→ **Information given**

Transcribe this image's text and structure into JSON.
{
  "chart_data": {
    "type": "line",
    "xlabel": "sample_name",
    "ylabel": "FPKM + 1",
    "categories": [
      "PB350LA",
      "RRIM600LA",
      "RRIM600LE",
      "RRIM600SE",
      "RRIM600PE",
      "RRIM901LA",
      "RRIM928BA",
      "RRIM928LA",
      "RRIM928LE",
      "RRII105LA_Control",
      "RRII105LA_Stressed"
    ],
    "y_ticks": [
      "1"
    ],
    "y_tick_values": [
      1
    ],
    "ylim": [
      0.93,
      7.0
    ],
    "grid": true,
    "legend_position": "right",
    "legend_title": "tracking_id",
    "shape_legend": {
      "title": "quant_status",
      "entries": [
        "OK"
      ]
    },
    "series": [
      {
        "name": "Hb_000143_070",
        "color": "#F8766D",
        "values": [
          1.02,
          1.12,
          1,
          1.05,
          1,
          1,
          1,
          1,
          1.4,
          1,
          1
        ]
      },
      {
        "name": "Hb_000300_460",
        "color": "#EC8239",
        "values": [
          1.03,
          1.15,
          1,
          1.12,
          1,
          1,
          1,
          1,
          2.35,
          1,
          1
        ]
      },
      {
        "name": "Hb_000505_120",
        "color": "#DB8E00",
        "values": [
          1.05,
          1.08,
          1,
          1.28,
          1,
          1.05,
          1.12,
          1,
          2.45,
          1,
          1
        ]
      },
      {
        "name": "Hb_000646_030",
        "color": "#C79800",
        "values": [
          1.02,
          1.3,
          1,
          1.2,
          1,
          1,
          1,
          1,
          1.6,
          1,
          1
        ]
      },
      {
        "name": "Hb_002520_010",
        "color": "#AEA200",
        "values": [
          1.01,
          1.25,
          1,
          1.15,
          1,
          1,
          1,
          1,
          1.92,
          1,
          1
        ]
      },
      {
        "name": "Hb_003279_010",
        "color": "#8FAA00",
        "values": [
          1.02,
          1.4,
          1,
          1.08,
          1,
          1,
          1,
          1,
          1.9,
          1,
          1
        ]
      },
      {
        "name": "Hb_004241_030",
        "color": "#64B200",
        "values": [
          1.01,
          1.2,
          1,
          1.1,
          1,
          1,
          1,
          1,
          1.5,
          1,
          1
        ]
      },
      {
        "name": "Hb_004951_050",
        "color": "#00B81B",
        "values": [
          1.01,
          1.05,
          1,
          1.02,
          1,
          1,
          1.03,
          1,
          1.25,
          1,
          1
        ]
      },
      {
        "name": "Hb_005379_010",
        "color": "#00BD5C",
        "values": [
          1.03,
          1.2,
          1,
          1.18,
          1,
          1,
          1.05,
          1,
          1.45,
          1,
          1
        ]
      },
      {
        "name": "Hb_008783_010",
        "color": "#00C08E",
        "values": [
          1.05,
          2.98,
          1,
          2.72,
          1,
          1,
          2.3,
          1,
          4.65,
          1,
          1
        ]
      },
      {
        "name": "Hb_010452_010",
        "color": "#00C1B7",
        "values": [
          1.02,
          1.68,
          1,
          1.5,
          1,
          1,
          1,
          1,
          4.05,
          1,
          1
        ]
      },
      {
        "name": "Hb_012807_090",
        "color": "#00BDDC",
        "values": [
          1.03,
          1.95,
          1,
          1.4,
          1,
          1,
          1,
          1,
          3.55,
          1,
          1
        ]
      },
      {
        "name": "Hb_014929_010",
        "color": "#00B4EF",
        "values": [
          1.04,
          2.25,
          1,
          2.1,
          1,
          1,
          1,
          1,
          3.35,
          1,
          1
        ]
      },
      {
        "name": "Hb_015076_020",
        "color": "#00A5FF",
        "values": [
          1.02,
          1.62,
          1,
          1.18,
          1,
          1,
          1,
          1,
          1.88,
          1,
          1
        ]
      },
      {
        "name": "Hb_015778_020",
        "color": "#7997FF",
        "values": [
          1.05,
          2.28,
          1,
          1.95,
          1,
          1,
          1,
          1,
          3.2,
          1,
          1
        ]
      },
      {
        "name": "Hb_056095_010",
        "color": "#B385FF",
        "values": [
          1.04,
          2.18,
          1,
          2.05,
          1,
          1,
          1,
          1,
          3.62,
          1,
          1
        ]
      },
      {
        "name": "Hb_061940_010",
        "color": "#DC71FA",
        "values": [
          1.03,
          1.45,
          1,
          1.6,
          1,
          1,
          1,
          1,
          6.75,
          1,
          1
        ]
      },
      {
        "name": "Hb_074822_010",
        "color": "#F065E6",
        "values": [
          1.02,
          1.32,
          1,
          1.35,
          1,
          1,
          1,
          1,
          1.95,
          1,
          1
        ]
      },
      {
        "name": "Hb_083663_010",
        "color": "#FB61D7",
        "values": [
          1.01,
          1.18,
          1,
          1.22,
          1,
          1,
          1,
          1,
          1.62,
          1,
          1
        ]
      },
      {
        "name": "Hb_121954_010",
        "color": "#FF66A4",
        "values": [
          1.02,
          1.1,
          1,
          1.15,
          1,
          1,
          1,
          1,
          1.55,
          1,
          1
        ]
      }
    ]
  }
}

...

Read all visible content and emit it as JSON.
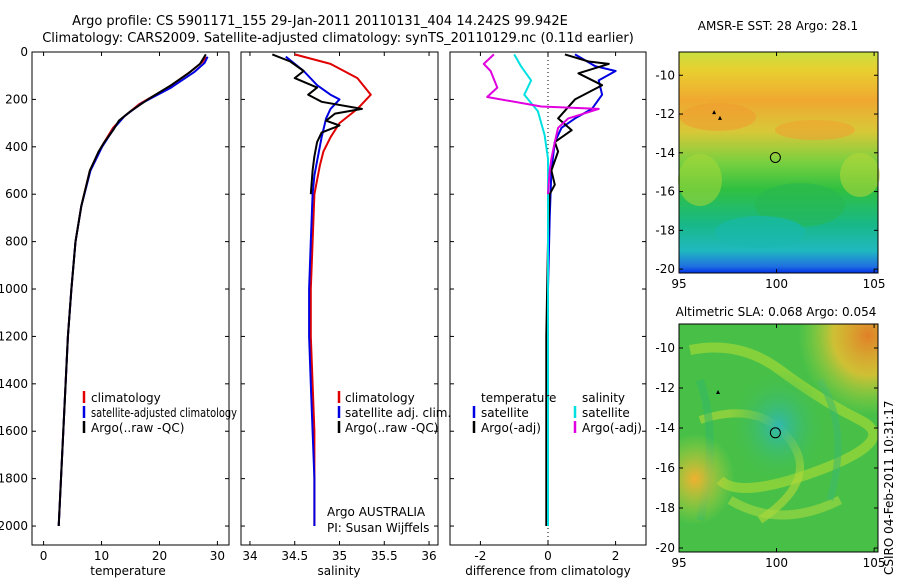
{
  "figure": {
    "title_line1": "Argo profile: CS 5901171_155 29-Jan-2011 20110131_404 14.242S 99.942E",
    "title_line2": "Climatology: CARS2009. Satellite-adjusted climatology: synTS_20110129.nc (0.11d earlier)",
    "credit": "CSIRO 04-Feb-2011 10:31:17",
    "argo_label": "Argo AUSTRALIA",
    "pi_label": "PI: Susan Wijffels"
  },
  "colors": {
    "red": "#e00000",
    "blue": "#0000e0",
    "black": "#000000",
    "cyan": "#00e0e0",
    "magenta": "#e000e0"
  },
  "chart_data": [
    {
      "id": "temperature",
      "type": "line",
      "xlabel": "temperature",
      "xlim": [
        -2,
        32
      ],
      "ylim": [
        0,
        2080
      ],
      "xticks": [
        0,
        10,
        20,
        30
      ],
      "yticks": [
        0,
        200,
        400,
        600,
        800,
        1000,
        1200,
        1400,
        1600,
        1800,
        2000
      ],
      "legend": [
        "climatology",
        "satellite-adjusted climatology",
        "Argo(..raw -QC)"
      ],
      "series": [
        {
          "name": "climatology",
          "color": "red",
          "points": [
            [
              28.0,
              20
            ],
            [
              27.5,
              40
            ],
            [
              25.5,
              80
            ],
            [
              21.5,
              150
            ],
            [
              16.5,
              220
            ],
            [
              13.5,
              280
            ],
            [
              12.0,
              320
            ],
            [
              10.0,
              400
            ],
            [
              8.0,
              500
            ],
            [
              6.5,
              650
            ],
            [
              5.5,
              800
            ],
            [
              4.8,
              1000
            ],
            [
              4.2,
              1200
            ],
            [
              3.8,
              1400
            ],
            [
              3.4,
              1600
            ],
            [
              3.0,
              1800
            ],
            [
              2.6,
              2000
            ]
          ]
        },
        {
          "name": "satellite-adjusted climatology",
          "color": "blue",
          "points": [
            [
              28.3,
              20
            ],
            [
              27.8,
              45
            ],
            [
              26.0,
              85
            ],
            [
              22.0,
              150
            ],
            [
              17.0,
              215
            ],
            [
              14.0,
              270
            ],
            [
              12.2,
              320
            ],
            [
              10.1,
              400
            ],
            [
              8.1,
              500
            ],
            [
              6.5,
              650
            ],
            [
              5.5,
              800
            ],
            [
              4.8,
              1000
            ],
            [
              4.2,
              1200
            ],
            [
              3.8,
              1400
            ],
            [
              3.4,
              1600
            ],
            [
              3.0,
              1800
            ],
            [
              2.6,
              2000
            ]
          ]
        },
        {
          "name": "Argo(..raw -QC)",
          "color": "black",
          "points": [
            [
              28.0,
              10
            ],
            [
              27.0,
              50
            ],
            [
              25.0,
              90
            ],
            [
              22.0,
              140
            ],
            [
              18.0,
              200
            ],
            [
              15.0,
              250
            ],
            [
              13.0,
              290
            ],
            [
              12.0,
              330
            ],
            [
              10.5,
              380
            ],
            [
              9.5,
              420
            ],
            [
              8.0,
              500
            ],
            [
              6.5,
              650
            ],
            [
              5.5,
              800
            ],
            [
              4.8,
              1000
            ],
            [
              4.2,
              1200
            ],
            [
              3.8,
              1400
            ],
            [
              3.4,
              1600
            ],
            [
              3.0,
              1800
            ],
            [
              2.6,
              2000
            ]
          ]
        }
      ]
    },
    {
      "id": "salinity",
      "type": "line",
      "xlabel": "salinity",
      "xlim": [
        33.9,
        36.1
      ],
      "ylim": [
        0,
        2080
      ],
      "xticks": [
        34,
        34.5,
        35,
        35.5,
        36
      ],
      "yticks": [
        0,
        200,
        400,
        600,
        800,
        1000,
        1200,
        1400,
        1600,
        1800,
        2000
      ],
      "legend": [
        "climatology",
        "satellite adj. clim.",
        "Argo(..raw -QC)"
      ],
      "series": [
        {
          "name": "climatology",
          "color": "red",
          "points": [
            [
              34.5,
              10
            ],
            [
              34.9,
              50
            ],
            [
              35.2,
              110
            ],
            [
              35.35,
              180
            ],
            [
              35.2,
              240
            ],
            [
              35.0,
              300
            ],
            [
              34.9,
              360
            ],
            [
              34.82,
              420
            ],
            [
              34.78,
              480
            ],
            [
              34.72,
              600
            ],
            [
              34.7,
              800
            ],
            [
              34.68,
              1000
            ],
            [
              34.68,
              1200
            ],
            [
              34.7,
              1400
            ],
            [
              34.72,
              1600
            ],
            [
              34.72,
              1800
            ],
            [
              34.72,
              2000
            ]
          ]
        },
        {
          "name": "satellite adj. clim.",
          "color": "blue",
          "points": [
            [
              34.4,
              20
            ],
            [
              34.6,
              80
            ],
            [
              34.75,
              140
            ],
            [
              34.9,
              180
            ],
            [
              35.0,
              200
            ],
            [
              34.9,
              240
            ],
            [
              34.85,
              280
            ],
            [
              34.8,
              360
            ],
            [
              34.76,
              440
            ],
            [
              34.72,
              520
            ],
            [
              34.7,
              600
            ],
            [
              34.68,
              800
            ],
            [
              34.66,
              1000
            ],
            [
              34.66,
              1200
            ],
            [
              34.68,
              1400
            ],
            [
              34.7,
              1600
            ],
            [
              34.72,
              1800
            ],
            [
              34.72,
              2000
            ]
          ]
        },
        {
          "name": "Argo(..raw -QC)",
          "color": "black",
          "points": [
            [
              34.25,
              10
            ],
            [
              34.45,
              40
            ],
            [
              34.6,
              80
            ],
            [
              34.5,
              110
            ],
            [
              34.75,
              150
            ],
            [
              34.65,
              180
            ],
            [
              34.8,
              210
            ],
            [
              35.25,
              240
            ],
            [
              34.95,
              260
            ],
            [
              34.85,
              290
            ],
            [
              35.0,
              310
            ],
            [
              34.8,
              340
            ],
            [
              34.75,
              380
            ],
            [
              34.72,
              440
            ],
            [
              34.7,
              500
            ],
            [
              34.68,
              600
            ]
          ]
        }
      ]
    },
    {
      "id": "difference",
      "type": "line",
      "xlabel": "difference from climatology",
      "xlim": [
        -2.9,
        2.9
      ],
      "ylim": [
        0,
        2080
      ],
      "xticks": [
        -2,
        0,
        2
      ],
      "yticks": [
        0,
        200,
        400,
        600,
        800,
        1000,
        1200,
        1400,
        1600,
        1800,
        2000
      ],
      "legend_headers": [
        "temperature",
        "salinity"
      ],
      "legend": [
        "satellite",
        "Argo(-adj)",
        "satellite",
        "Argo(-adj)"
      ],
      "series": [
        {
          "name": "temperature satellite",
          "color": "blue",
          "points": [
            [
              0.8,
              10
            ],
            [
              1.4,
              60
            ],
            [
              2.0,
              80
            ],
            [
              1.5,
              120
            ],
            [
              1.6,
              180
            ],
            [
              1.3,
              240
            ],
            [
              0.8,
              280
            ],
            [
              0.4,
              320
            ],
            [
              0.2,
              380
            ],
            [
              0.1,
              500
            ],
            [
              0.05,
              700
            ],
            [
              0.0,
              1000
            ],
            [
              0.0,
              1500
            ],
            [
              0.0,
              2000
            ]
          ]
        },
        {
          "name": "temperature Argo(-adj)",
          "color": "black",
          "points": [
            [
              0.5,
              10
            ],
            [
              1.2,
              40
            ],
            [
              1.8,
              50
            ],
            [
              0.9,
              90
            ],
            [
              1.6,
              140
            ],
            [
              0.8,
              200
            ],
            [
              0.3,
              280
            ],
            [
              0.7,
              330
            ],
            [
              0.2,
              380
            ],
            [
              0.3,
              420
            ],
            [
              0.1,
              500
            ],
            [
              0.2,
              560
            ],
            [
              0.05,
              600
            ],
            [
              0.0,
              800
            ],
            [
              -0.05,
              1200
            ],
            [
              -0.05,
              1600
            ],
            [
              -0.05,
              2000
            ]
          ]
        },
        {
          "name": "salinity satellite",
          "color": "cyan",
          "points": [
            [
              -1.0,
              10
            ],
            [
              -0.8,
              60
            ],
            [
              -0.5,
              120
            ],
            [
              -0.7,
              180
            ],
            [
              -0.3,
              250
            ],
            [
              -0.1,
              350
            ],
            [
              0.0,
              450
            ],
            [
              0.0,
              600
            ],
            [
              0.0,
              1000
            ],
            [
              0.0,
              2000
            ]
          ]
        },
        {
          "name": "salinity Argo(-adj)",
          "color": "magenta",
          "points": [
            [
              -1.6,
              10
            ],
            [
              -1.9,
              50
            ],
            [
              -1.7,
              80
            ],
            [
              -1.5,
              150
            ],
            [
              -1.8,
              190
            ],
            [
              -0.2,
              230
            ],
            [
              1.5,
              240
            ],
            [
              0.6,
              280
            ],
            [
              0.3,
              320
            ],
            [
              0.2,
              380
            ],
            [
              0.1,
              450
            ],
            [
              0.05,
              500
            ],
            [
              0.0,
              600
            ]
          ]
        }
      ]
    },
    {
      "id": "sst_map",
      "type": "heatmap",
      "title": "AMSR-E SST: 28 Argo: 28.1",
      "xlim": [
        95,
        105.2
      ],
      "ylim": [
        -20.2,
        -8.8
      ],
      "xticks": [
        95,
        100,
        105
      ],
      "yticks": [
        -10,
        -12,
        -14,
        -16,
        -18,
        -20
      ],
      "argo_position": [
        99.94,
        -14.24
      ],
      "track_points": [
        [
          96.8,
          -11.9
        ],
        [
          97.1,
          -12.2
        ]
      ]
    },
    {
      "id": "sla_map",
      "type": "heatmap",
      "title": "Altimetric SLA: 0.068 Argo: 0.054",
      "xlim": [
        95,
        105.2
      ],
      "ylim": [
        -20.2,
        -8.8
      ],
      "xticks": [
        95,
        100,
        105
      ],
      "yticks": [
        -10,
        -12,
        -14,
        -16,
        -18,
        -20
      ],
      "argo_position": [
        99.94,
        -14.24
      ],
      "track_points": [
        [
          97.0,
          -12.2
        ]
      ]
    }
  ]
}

...

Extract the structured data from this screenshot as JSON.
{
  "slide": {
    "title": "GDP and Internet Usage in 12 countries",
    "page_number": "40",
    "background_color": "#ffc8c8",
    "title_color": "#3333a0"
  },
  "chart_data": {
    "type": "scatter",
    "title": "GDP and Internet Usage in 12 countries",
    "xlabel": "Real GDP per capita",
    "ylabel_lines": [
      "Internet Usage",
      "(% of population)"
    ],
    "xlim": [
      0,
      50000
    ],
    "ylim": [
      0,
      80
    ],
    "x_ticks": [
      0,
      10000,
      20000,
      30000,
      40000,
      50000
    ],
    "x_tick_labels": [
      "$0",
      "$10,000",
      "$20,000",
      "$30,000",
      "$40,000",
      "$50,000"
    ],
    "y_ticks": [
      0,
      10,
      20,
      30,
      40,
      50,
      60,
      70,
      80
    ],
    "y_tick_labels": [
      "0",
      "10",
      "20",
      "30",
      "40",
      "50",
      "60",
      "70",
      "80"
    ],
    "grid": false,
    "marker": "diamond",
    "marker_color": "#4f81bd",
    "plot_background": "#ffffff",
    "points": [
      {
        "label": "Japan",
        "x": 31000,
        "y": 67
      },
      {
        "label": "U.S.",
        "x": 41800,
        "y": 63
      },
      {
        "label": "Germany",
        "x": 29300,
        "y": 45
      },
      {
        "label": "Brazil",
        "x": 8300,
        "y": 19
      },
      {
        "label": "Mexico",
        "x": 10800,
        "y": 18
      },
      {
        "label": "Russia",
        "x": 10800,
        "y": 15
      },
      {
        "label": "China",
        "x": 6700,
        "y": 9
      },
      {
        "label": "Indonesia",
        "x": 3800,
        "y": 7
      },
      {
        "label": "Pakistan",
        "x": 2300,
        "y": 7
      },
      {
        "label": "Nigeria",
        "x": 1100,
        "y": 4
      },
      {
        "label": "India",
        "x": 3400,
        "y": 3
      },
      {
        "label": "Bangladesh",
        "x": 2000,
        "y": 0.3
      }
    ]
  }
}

→ **Work instructions**
Pick out each line containing the string "adjusted" and copy it.

→ **Response to the exercise**
    "title_line2": "Climatology: CARS2009. Satellite-adjusted climatology: synTS_20110129.nc (0.11d earlier)",
        "satellite-adjusted climatology",
          "name": "satellite-adjusted climatology",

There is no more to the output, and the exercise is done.